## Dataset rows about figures
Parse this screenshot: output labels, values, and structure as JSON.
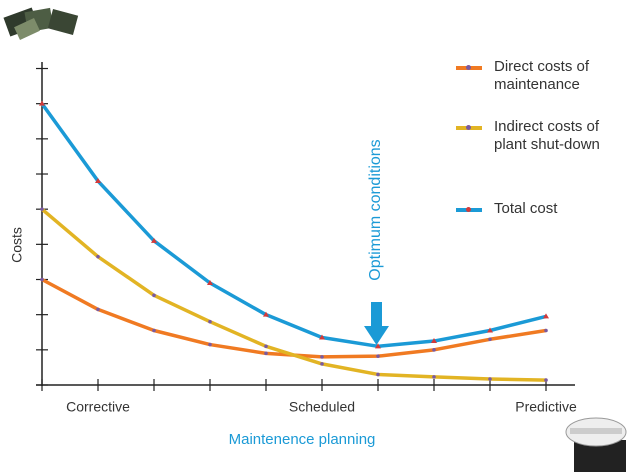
{
  "chart_data": {
    "type": "line",
    "x_label": "Maintenence planning",
    "y_label": "Costs",
    "annotation": "Optimum conditions",
    "categories": [
      null,
      "Corrective",
      null,
      null,
      null,
      "Scheduled",
      null,
      null,
      null,
      "Predictive"
    ],
    "ylim": [
      0,
      9.1
    ],
    "yticks": [
      0,
      1,
      2,
      3,
      4,
      5,
      6,
      7,
      8,
      9
    ],
    "series": [
      {
        "name": "Direct costs of maintenance",
        "color": "#f07a22",
        "values": [
          3.0,
          2.15,
          1.55,
          1.15,
          0.9,
          0.8,
          0.82,
          1.0,
          1.3,
          1.55
        ]
      },
      {
        "name": "Indirect costs of plant shut-down",
        "color": "#e2b424",
        "values": [
          5.0,
          3.65,
          2.55,
          1.8,
          1.1,
          0.6,
          0.3,
          0.23,
          0.17,
          0.14
        ]
      },
      {
        "name": "Total cost",
        "color": "#1b9ad6",
        "values": [
          8.0,
          5.8,
          4.1,
          2.9,
          2.0,
          1.35,
          1.1,
          1.25,
          1.55,
          1.95
        ]
      }
    ]
  }
}
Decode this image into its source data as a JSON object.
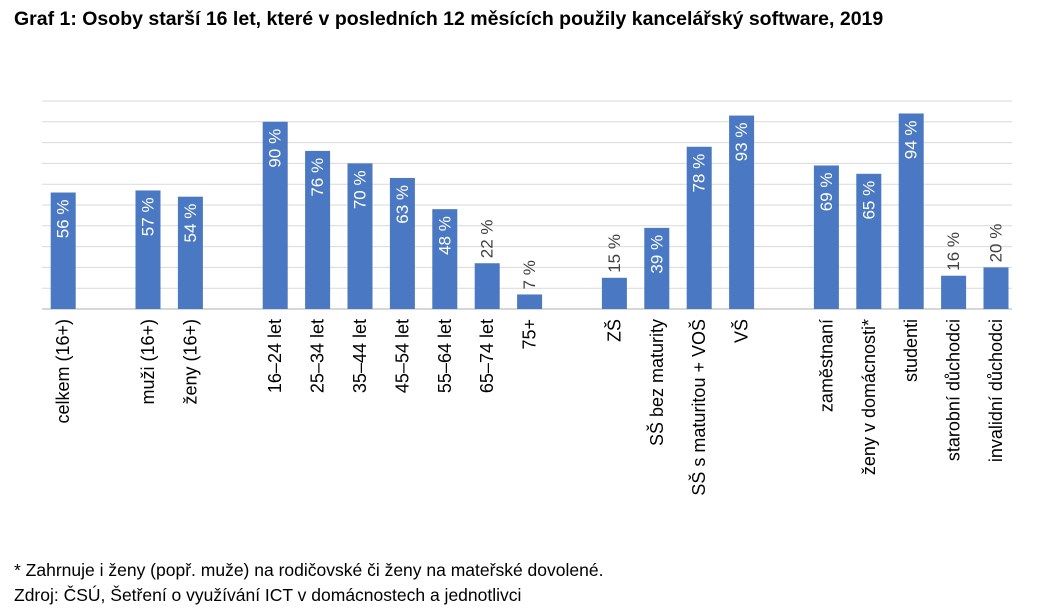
{
  "title": "Graf 1: Osoby starší 16 let, které v posledních 12 měsících použily kancelářský software, 2019",
  "footnote": "* Zahrnuje i ženy (popř. muže) na rodičovské či ženy na mateřské dovolené.",
  "source": "Zdroj: ČSÚ, Šetření o využívání ICT v domácnostech a jednotlivci",
  "colors": {
    "bar": "#4a78c2",
    "grid": "#d9d9d9",
    "axis": "#bfbfbf"
  },
  "chart_data": {
    "type": "bar",
    "unit": "%",
    "ylim": [
      0,
      100
    ],
    "grid": true,
    "groups": [
      {
        "categories": [
          "celkem (16+)"
        ],
        "values": [
          56
        ]
      },
      {
        "categories": [
          "muži (16+)",
          "ženy (16+)"
        ],
        "values": [
          57,
          54
        ]
      },
      {
        "categories": [
          "16–24 let",
          "25–34 let",
          "35–44 let",
          "45–54 let",
          "55–64 let",
          "65–74 let",
          "75+"
        ],
        "values": [
          90,
          76,
          70,
          63,
          48,
          22,
          7
        ]
      },
      {
        "categories": [
          "ZŠ",
          "SŠ bez maturity",
          "SŠ s maturitou + VOŠ",
          "VŠ"
        ],
        "values": [
          15,
          39,
          78,
          93
        ]
      },
      {
        "categories": [
          "zaměstnaní",
          "ženy v domácnosti*",
          "studenti",
          "starobní důchodci",
          "invalidní důchodci"
        ],
        "values": [
          69,
          65,
          94,
          16,
          20
        ]
      }
    ],
    "data_labels": [
      "56 %",
      "57 %",
      "54 %",
      "90 %",
      "76 %",
      "70 %",
      "63 %",
      "48 %",
      "22 %",
      "7 %",
      "15 %",
      "39 %",
      "78 %",
      "93 %",
      "69 %",
      "65 %",
      "94 %",
      "16 %",
      "20 %"
    ]
  }
}
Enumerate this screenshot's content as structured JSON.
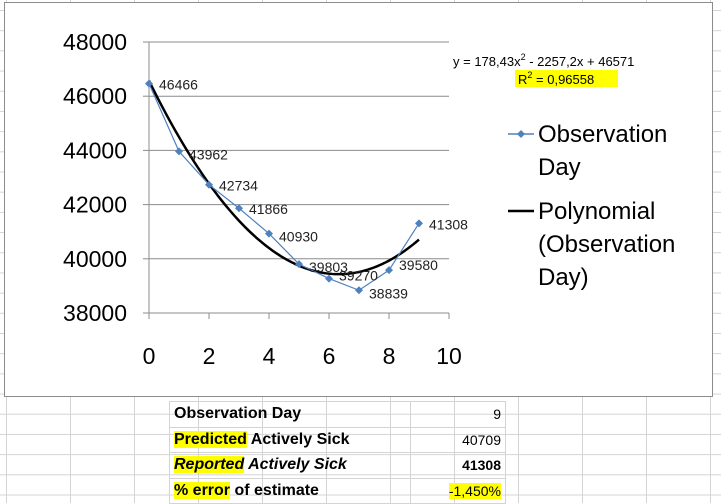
{
  "chart_data": {
    "type": "scatter",
    "xlim": [
      0,
      10
    ],
    "ylim": [
      38000,
      48000
    ],
    "x_ticks": [
      "0",
      "2",
      "4",
      "6",
      "8",
      "10"
    ],
    "y_ticks": [
      "48000",
      "46000",
      "44000",
      "42000",
      "40000",
      "38000"
    ],
    "grid": "horizontal",
    "legend_position": "right",
    "series": [
      {
        "name": "Observation Day",
        "color": "#4f81bd",
        "marker": "diamond",
        "x": [
          0,
          1,
          2,
          3,
          4,
          5,
          6,
          7,
          8,
          9
        ],
        "y": [
          46466,
          43962,
          42734,
          41866,
          40930,
          39803,
          39270,
          38839,
          39580,
          41308
        ],
        "labels": [
          "46466",
          "43962",
          "42734",
          "41866",
          "40930",
          "39803",
          "39270",
          "38839",
          "39580",
          "41308"
        ]
      },
      {
        "name": "Polynomial (Observation Day)",
        "color": "#000000",
        "type": "trendline",
        "coefficients": [
          178.43,
          -2257.2,
          46571
        ],
        "x_range": [
          0,
          9
        ]
      }
    ],
    "legend": {
      "observation_line1": "Observation",
      "observation_line2": "Day",
      "poly_line1": "Polynomial",
      "poly_line2": "(Observation",
      "poly_line3": "Day)"
    },
    "equation": {
      "main": "y = 178,43x",
      "sup": "2",
      "rest": " - 2257,2x + 46571",
      "r_label": "R",
      "r_sup": "2",
      "r_value": " = 0,96558"
    }
  },
  "table": {
    "row1_label": "Observation Day",
    "row1_value": "9",
    "row2_label_hl": "Predicted",
    "row2_label_rest": " Actively Sick",
    "row2_value": "40709",
    "row3_label_hl": "Reported",
    "row3_label_rest": " Actively Sick",
    "row3_value": "41308",
    "row4_label_hl": "% error",
    "row4_label_rest": " of estimate",
    "row4_value": "-1,450%"
  },
  "colors": {
    "highlight": "#ffff00",
    "series": "#4f81bd",
    "trendline": "#000000"
  }
}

## TASK DETAILS
Go through the entries above and print each one exactly, minus the pictures.

## TASK RESULT
Parse this screenshot: output labels, values, and structure as JSON.
{
  "chart_data": {
    "type": "line",
    "x_label": "Maintenence planning",
    "y_label": "Costs",
    "annotation": "Optimum conditions",
    "categories": [
      null,
      "Corrective",
      null,
      null,
      null,
      "Scheduled",
      null,
      null,
      null,
      "Predictive"
    ],
    "ylim": [
      0,
      9.1
    ],
    "yticks": [
      0,
      1,
      2,
      3,
      4,
      5,
      6,
      7,
      8,
      9
    ],
    "series": [
      {
        "name": "Direct costs of maintenance",
        "color": "#f07a22",
        "values": [
          3.0,
          2.15,
          1.55,
          1.15,
          0.9,
          0.8,
          0.82,
          1.0,
          1.3,
          1.55
        ]
      },
      {
        "name": "Indirect costs of plant shut-down",
        "color": "#e2b424",
        "values": [
          5.0,
          3.65,
          2.55,
          1.8,
          1.1,
          0.6,
          0.3,
          0.23,
          0.17,
          0.14
        ]
      },
      {
        "name": "Total cost",
        "color": "#1b9ad6",
        "values": [
          8.0,
          5.8,
          4.1,
          2.9,
          2.0,
          1.35,
          1.1,
          1.25,
          1.55,
          1.95
        ]
      }
    ]
  }
}
Decode this image into its source data as a JSON object.
{
  "title": "Graf 1: Osoby starší 16 let, které v posledních 12 měsících použily kancelářský software, 2019",
  "footnote": "* Zahrnuje i ženy (popř. muže) na rodičovské či ženy na mateřské dovolené.",
  "source": "Zdroj: ČSÚ, Šetření o využívání ICT v domácnostech a jednotlivci",
  "colors": {
    "bar": "#4a78c2",
    "grid": "#d9d9d9",
    "axis": "#bfbfbf"
  },
  "chart_data": {
    "type": "bar",
    "unit": "%",
    "ylim": [
      0,
      100
    ],
    "grid": true,
    "groups": [
      {
        "categories": [
          "celkem (16+)"
        ],
        "values": [
          56
        ]
      },
      {
        "categories": [
          "muži (16+)",
          "ženy (16+)"
        ],
        "values": [
          57,
          54
        ]
      },
      {
        "categories": [
          "16–24 let",
          "25–34 let",
          "35–44 let",
          "45–54 let",
          "55–64 let",
          "65–74 let",
          "75+"
        ],
        "values": [
          90,
          76,
          70,
          63,
          48,
          22,
          7
        ]
      },
      {
        "categories": [
          "ZŠ",
          "SŠ bez maturity",
          "SŠ s maturitou + VOŠ",
          "VŠ"
        ],
        "values": [
          15,
          39,
          78,
          93
        ]
      },
      {
        "categories": [
          "zaměstnaní",
          "ženy v domácnosti*",
          "studenti",
          "starobní důchodci",
          "invalidní důchodci"
        ],
        "values": [
          69,
          65,
          94,
          16,
          20
        ]
      }
    ],
    "data_labels": [
      "56 %",
      "57 %",
      "54 %",
      "90 %",
      "76 %",
      "70 %",
      "63 %",
      "48 %",
      "22 %",
      "7 %",
      "15 %",
      "39 %",
      "78 %",
      "93 %",
      "69 %",
      "65 %",
      "94 %",
      "16 %",
      "20 %"
    ]
  }
}
Enumerate this screenshot's content as structured JSON.
{
  "chart_data": {
    "type": "scatter",
    "xlim": [
      0,
      10
    ],
    "ylim": [
      38000,
      48000
    ],
    "x_ticks": [
      "0",
      "2",
      "4",
      "6",
      "8",
      "10"
    ],
    "y_ticks": [
      "48000",
      "46000",
      "44000",
      "42000",
      "40000",
      "38000"
    ],
    "grid": "horizontal",
    "legend_position": "right",
    "series": [
      {
        "name": "Observation Day",
        "color": "#4f81bd",
        "marker": "diamond",
        "x": [
          0,
          1,
          2,
          3,
          4,
          5,
          6,
          7,
          8,
          9
        ],
        "y": [
          46466,
          43962,
          42734,
          41866,
          40930,
          39803,
          39270,
          38839,
          39580,
          41308
        ],
        "labels": [
          "46466",
          "43962",
          "42734",
          "41866",
          "40930",
          "39803",
          "39270",
          "38839",
          "39580",
          "41308"
        ]
      },
      {
        "name": "Polynomial (Observation Day)",
        "color": "#000000",
        "type": "trendline",
        "coefficients": [
          178.43,
          -2257.2,
          46571
        ],
        "x_range": [
          0,
          9
        ]
      }
    ],
    "legend": {
      "observation_line1": "Observation",
      "observation_line2": "Day",
      "poly_line1": "Polynomial",
      "poly_line2": "(Observation",
      "poly_line3": "Day)"
    },
    "equation": {
      "main": "y = 178,43x",
      "sup": "2",
      "rest": " - 2257,2x + 46571",
      "r_label": "R",
      "r_sup": "2",
      "r_value": " = 0,96558"
    }
  },
  "table": {
    "row1_label": "Observation Day",
    "row1_value": "9",
    "row2_label_hl": "Predicted",
    "row2_label_rest": " Actively Sick",
    "row2_value": "40709",
    "row3_label_hl": "Reported",
    "row3_label_rest": " Actively Sick",
    "row3_value": "41308",
    "row4_label_hl": "% error",
    "row4_label_rest": " of estimate",
    "row4_value": "-1,450%"
  },
  "colors": {
    "highlight": "#ffff00",
    "series": "#4f81bd",
    "trendline": "#000000"
  }
}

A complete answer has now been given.